§ **WHAT YOU WILL DO**
Pick out every line of the entries below where "title" occurs, and copy those lines.

§ **INPUT MATERIAL**
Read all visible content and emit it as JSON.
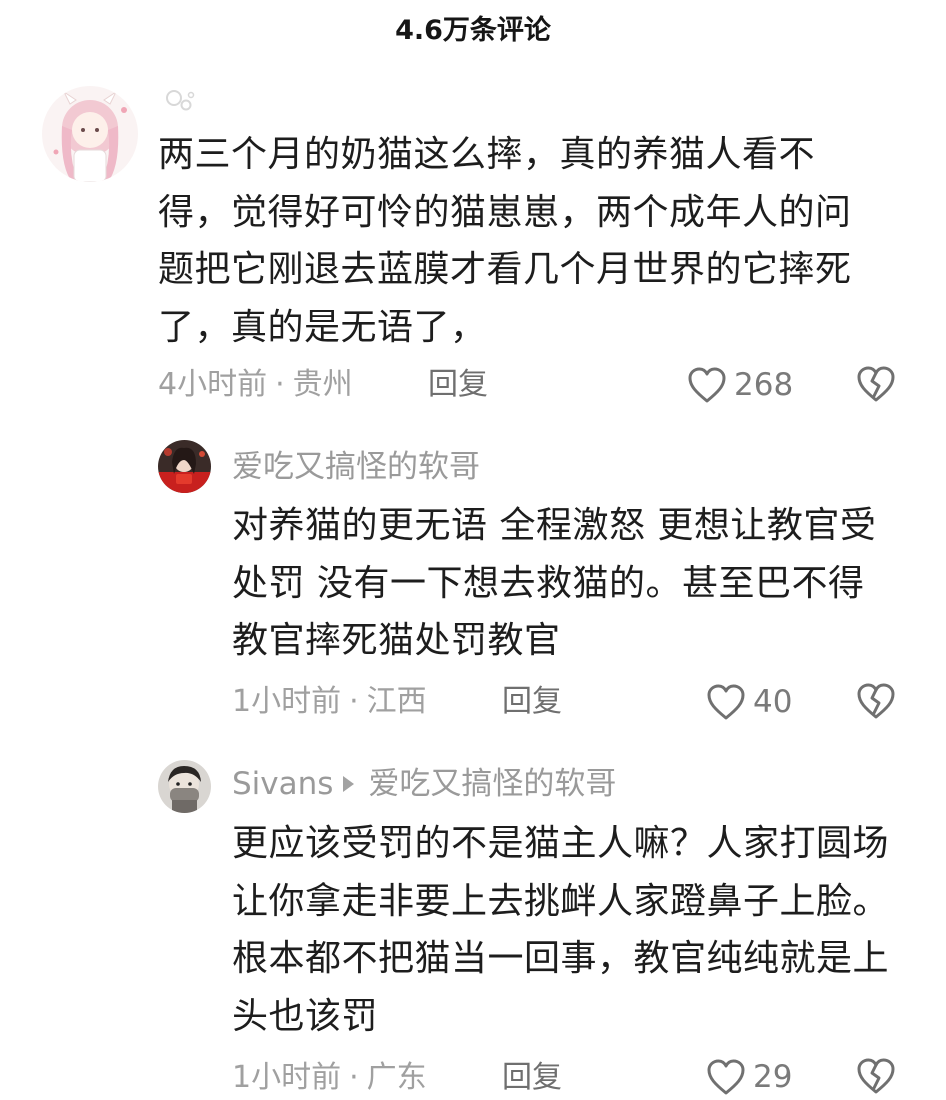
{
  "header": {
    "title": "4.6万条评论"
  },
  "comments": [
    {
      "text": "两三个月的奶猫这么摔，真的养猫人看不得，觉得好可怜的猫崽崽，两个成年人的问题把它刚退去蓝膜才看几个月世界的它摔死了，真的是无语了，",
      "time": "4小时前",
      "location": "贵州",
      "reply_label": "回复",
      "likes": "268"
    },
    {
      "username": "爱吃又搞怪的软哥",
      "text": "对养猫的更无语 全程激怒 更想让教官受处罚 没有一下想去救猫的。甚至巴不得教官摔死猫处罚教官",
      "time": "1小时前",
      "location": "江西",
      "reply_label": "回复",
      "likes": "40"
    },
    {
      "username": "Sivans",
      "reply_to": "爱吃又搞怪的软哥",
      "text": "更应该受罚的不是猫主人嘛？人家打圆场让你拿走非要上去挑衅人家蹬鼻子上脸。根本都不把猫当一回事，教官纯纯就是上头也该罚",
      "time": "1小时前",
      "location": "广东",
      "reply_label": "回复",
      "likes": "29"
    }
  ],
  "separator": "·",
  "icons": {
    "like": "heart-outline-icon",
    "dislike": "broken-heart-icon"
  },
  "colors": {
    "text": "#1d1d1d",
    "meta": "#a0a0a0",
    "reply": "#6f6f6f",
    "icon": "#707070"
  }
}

* * *

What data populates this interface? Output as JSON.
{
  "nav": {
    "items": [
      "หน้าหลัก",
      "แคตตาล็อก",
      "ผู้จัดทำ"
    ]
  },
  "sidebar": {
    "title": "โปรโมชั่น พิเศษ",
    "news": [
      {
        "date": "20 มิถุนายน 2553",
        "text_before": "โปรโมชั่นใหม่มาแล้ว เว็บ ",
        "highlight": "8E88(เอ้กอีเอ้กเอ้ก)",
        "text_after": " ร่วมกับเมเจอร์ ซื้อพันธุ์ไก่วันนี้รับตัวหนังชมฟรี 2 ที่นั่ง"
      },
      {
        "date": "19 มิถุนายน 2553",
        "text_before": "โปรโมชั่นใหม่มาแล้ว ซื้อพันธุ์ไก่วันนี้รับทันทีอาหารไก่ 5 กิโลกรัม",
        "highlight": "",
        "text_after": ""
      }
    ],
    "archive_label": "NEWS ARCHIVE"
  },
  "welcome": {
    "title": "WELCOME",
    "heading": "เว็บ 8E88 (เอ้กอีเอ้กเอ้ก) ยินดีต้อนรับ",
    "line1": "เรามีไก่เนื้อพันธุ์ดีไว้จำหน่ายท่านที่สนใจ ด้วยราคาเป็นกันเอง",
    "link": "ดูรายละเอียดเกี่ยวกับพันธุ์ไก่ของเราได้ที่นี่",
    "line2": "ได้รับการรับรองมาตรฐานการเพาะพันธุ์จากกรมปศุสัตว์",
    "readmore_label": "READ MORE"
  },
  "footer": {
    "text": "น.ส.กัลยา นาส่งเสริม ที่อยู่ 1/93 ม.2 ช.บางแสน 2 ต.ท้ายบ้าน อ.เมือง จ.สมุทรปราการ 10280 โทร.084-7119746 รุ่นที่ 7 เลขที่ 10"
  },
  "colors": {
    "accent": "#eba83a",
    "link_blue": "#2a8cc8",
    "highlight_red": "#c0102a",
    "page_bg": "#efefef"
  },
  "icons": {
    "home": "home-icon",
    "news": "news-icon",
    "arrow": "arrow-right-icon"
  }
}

§ **SOLUTION**
    "title": "4.6万条评论"
    "title": "โปรโมชั่น พิเศษ",
    "title": "WELCOME",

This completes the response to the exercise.